_Problem to solve:_ Look for the string "scored" and copy every line that has it.

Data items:
## start
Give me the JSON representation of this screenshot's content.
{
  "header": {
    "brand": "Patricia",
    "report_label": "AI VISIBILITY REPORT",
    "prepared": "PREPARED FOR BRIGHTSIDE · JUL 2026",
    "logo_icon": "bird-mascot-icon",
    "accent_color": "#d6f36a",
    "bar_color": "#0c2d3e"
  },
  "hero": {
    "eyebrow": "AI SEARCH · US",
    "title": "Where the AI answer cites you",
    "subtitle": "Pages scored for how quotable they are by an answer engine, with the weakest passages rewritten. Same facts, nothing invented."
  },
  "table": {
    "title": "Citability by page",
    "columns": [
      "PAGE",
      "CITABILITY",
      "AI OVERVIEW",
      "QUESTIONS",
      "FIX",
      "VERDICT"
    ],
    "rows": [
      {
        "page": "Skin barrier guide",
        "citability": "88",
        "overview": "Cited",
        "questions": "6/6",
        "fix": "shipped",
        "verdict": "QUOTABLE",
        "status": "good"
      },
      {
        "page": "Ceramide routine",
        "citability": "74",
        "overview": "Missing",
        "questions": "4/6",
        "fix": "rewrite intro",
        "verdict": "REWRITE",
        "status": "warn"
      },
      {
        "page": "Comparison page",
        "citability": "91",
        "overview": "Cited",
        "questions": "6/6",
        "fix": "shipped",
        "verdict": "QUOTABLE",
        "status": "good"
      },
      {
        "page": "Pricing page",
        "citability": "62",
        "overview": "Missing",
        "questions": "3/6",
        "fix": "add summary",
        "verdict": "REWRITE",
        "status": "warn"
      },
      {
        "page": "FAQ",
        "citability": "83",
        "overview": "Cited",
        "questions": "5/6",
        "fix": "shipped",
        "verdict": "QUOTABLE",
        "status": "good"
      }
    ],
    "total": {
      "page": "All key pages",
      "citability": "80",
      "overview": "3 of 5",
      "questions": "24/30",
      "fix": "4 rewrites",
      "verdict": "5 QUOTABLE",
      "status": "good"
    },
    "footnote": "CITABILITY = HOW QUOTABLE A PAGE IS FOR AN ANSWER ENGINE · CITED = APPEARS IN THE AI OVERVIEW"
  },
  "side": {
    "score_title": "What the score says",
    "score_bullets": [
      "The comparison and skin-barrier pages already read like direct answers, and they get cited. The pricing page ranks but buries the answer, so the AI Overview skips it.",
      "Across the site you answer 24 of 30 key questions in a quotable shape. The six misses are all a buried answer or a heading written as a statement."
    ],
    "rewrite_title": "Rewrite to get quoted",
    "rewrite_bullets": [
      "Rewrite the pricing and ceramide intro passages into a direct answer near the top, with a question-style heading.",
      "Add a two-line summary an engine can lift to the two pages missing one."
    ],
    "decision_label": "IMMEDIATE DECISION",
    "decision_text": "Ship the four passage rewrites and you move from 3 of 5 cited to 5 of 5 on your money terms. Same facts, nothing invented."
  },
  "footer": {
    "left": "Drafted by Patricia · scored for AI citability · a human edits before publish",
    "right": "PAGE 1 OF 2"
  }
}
## end
_Output for this exercise:_
    "subtitle": "Pages scored for how quotable they are by an answer engine, with the weakest passages rewritten. Same facts, nothing invented."
    "left": "Drafted by Patricia · scored for AI citability · a human edits before publish",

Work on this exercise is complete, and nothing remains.